INSTRUCTIONS TO FOLLOW:
Set down the full listing exactly as given. Any pictures are to be left out.

◇ ◇ ◇ ◇

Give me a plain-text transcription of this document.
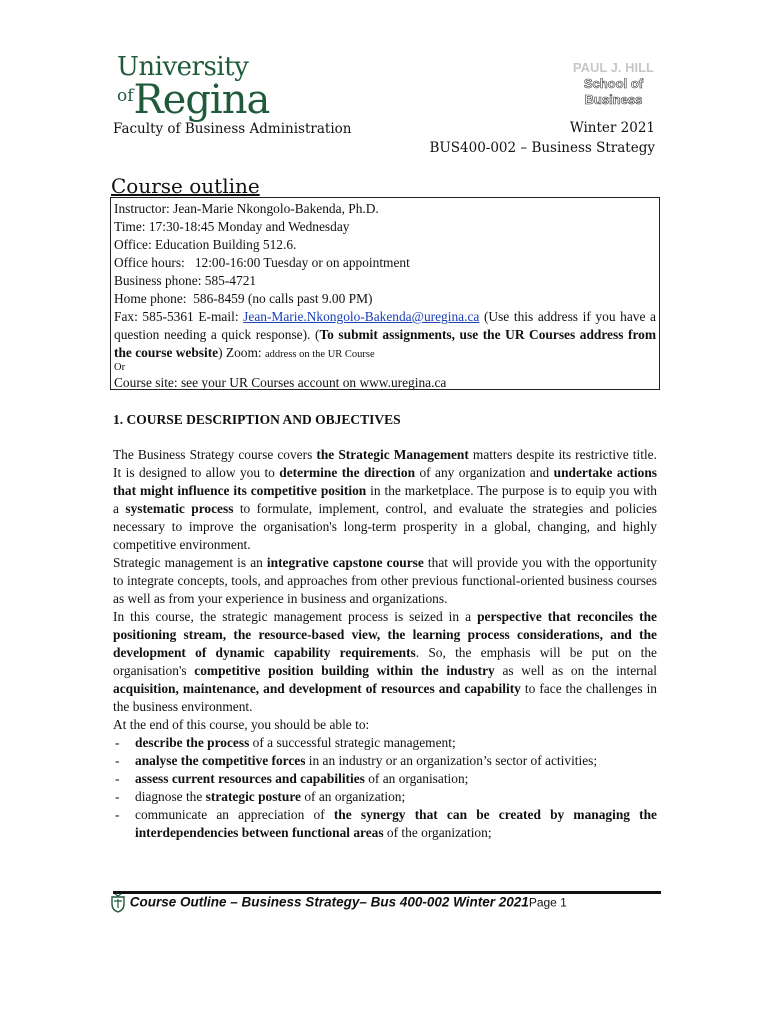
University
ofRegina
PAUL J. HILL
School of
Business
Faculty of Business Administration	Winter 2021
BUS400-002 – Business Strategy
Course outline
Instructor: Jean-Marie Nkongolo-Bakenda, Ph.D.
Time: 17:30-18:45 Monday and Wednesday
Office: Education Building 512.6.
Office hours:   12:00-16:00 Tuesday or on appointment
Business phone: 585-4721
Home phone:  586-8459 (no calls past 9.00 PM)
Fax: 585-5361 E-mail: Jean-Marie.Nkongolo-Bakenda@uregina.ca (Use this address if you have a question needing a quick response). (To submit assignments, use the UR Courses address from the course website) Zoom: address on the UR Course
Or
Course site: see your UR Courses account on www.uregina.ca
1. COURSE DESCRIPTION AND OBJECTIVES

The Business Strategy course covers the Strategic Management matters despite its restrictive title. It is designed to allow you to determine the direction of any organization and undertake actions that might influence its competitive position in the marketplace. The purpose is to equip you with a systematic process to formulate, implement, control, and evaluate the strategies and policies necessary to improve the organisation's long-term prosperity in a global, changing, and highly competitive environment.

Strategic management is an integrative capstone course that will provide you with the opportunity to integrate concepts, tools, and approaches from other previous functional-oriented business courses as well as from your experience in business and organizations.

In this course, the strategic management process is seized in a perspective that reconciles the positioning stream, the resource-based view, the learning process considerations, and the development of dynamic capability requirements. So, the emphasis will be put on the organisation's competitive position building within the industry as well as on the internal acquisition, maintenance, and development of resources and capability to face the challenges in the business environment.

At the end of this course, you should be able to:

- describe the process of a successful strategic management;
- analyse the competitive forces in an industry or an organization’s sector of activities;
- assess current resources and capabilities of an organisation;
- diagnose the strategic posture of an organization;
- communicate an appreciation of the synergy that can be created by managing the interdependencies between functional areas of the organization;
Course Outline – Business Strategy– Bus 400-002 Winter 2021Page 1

◇ ◇ ◇ ◇

ANSWER TO THIS TASK:
Give me a plain-text transcription of this document.
University
ofRegina
PAUL J. HILL
School of
Business
Faculty of Business Administration	Winter 2021
BUS400-002 – Business Strategy
Course outline
Instructor: Jean-Marie Nkongolo-Bakenda, Ph.D.
Time: 17:30-18:45 Monday and Wednesday
Office: Education Building 512.6.
Office hours:   12:00-16:00 Tuesday or on appointment
Business phone: 585-4721
Home phone:  586-8459 (no calls past 9.00 PM)
Fax: 585-5361 E-mail: Jean-Marie.Nkongolo-Bakenda@uregina.ca (Use this address if you have a question needing a quick response). (To submit assignments, use the UR Courses address from the course website) Zoom: address on the UR Course
Or
Course site: see your UR Courses account on www.uregina.ca
1. COURSE DESCRIPTION AND OBJECTIVES

The Business Strategy course covers the Strategic Management matters despite its restrictive title. It is designed to allow you to determine the direction of any organization and undertake actions that might influence its competitive position in the marketplace. The purpose is to equip you with a systematic process to formulate, implement, control, and evaluate the strategies and policies necessary to improve the organisation's long-term prosperity in a global, changing, and highly competitive environment.

Strategic management is an integrative capstone course that will provide you with the opportunity to integrate concepts, tools, and approaches from other previous functional-oriented business courses as well as from your experience in business and organizations.

In this course, the strategic management process is seized in a perspective that reconciles the positioning stream, the resource-based view, the learning process considerations, and the development of dynamic capability requirements. So, the emphasis will be put on the organisation's competitive position building within the industry as well as on the internal acquisition, maintenance, and development of resources and capability to face the challenges in the business environment.

At the end of this course, you should be able to:

- describe the process of a successful strategic management;
- analyse the competitive forces in an industry or an organization’s sector of activities;
- assess current resources and capabilities of an organisation;
- diagnose the strategic posture of an organization;
- communicate an appreciation of the synergy that can be created by managing the interdependencies between functional areas of the organization;
Course Outline – Business Strategy– Bus 400-002 Winter 2021Page 1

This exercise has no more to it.